### Aim
Count every line in the entries that follow where the word "Ambrosia" appears, then state only the total.

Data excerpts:
-- start --

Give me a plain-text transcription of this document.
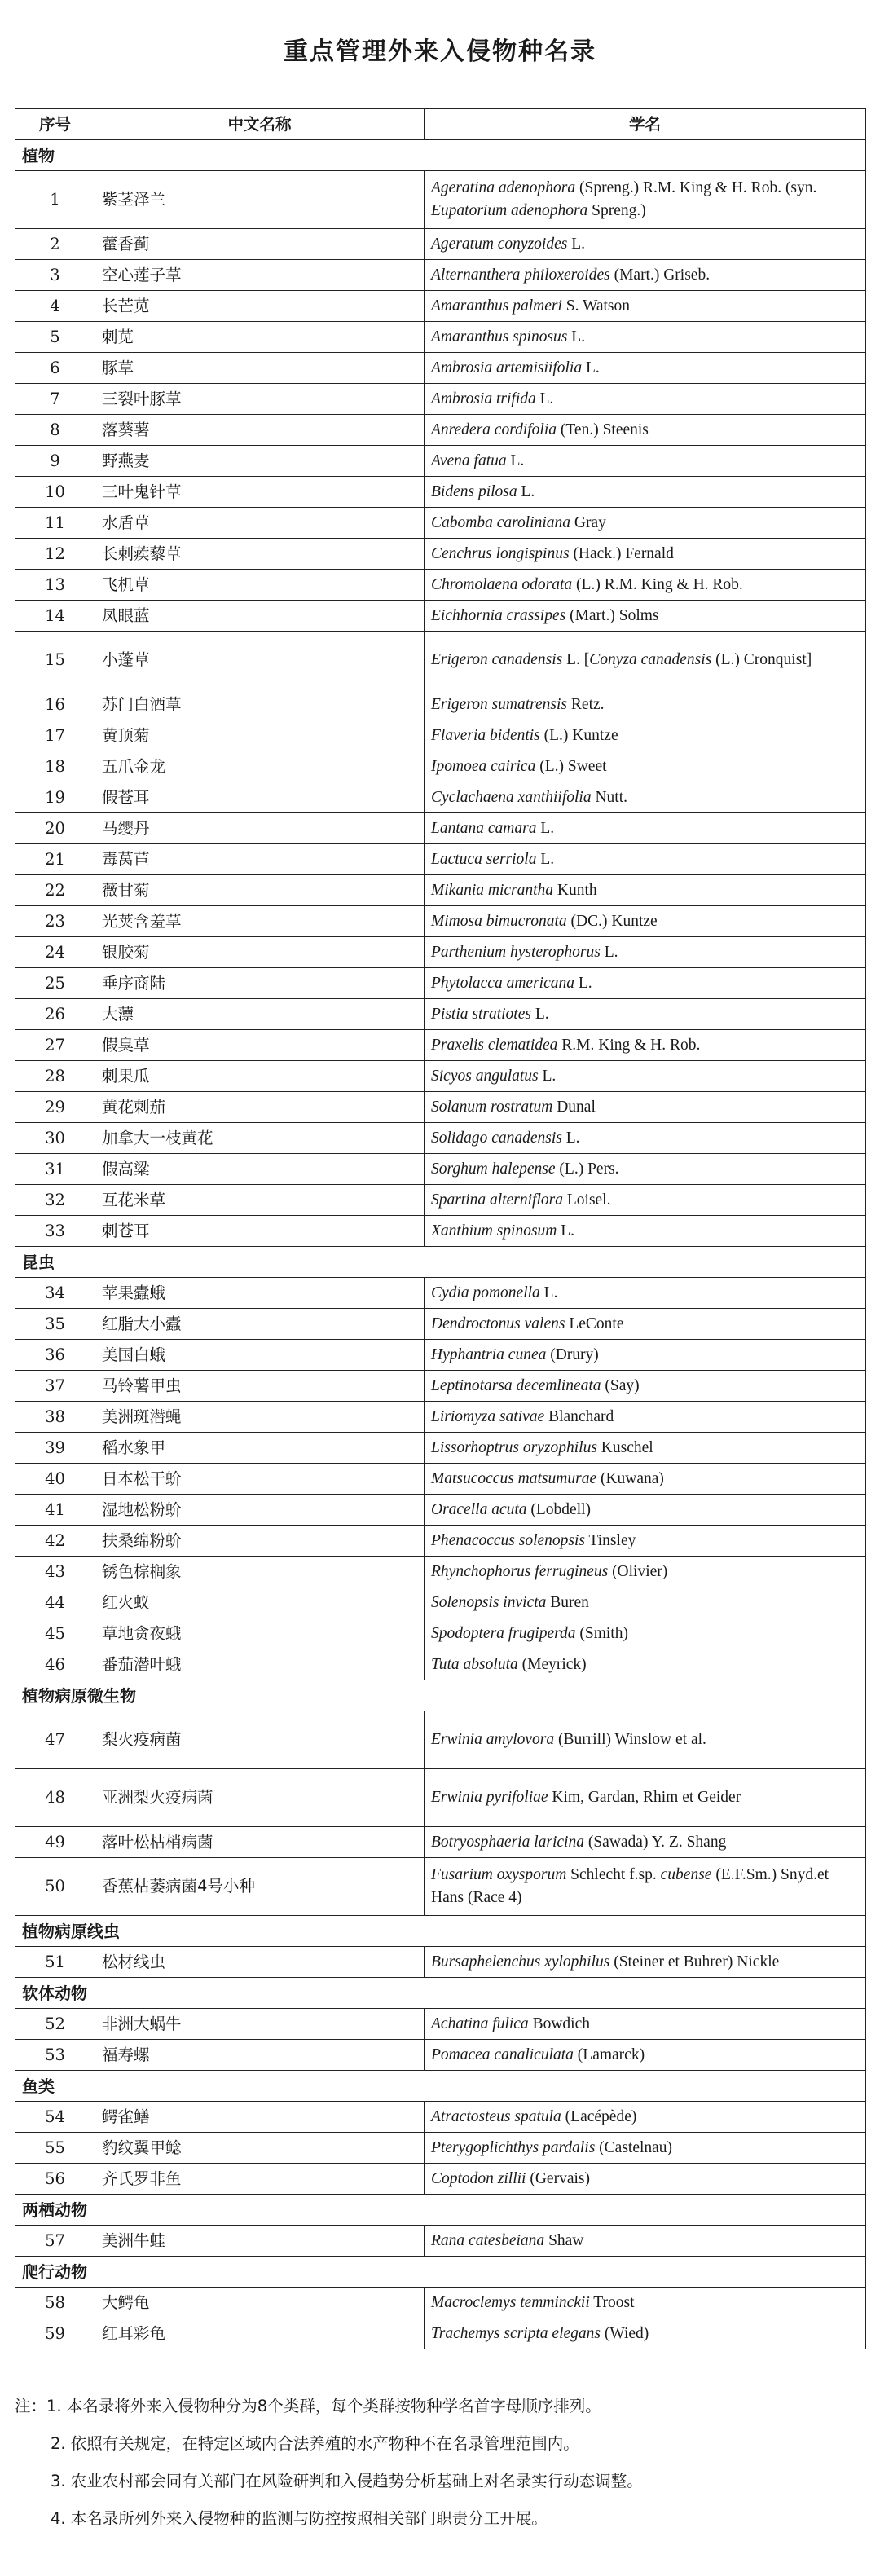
重点管理外来入侵物种名录
序号	中文名称	学名
植物		
1	紫茎泽兰	Ageratina adenophora (Spreng.) R.M. King & H. Rob. (syn. Eupatorium adenophora Spreng.)
2	藿香蓟	Ageratum conyzoides L.
3	空心莲子草	Alternanthera philoxeroides (Mart.) Griseb.
4	长芒苋	Amaranthus palmeri S. Watson
5	刺苋	Amaranthus spinosus L.
6	豚草	Ambrosia artemisiifolia L.
7	三裂叶豚草	Ambrosia trifida L.
8	落葵薯	Anredera cordifolia (Ten.) Steenis
9	野燕麦	Avena fatua L.
10	三叶鬼针草	Bidens pilosa L.
11	水盾草	Cabomba caroliniana Gray
12	长刺蒺藜草	Cenchrus longispinus (Hack.) Fernald
13	飞机草	Chromolaena odorata (L.) R.M. King & H. Rob.
14	凤眼蓝	Eichhornia crassipes (Mart.) Solms
15	小蓬草	Erigeron canadensis L. [Conyza canadensis (L.) Cronquist]
16	苏门白酒草	Erigeron sumatrensis Retz.
17	黄顶菊	Flaveria bidentis (L.) Kuntze
18	五爪金龙	Ipomoea cairica (L.) Sweet
19	假苍耳	Cyclachaena xanthiifolia Nutt.
20	马缨丹	Lantana camara L.
21	毒莴苣	Lactuca serriola L.
22	薇甘菊	Mikania micrantha Kunth
23	光荚含羞草	Mimosa bimucronata (DC.) Kuntze
24	银胶菊	Parthenium hysterophorus L.
25	垂序商陆	Phytolacca americana L.
26	大薸	Pistia stratiotes L.
27	假臭草	Praxelis clematidea R.M. King & H. Rob.
28	刺果瓜	Sicyos angulatus L.
29	黄花刺茄	Solanum rostratum Dunal
30	加拿大一枝黄花	Solidago canadensis L.
31	假高粱	Sorghum halepense (L.) Pers.
32	互花米草	Spartina alterniflora Loisel.
33	刺苍耳	Xanthium spinosum L.
昆虫		
34	苹果蠹蛾	Cydia pomonella L.
35	红脂大小蠹	Dendroctonus valens LeConte
36	美国白蛾	Hyphantria cunea (Drury)
37	马铃薯甲虫	Leptinotarsa decemlineata (Say)
38	美洲斑潜蝇	Liriomyza sativae Blanchard
39	稻水象甲	Lissorhoptrus oryzophilus Kuschel
40	日本松干蚧	Matsucoccus matsumurae (Kuwana)
41	湿地松粉蚧	Oracella acuta (Lobdell)
42	扶桑绵粉蚧	Phenacoccus solenopsis Tinsley
43	锈色棕榈象	Rhynchophorus ferrugineus (Olivier)
44	红火蚁	Solenopsis invicta Buren
45	草地贪夜蛾	Spodoptera frugiperda (Smith)
46	番茄潜叶蛾	Tuta absoluta (Meyrick)
植物病原微生物		
47	梨火疫病菌	Erwinia amylovora (Burrill) Winslow et al.
48	亚洲梨火疫病菌	Erwinia pyrifoliae Kim, Gardan, Rhim et Geider
49	落叶松枯梢病菌	Botryosphaeria laricina (Sawada) Y. Z. Shang
50	香蕉枯萎病菌4号小种	Fusarium oxysporum Schlecht f.sp. cubense (E.F.Sm.) Snyd.et Hans (Race 4)
植物病原线虫		
51	松材线虫	Bursaphelenchus xylophilus (Steiner et Buhrer) Nickle
软体动物		
52	非洲大蜗牛	Achatina fulica Bowdich
53	福寿螺	Pomacea canaliculata (Lamarck)
鱼类		
54	鳄雀鳝	Atractosteus spatula (Lacépède)
55	豹纹翼甲鲶	Pterygoplichthys pardalis (Castelnau)
56	齐氏罗非鱼	Coptodon zillii (Gervais)
两栖动物		
57	美洲牛蛙	Rana catesbeiana Shaw
爬行动物		
58	大鳄龟	Macroclemys temminckii Troost
59	红耳彩龟	Trachemys scripta elegans (Wied)
注：1. 本名录将外来入侵物种分为8个类群，每个类群按物种学名首字母顺序排列。
2. 依照有关规定，在特定区域内合法养殖的水产物种不在名录管理范围内。
3. 农业农村部会同有关部门在风险研判和入侵趋势分析基础上对名录实行动态调整。
4. 本名录所列外来入侵物种的监测与防控按照相关部门职责分工开展。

-- end --

### Final result
2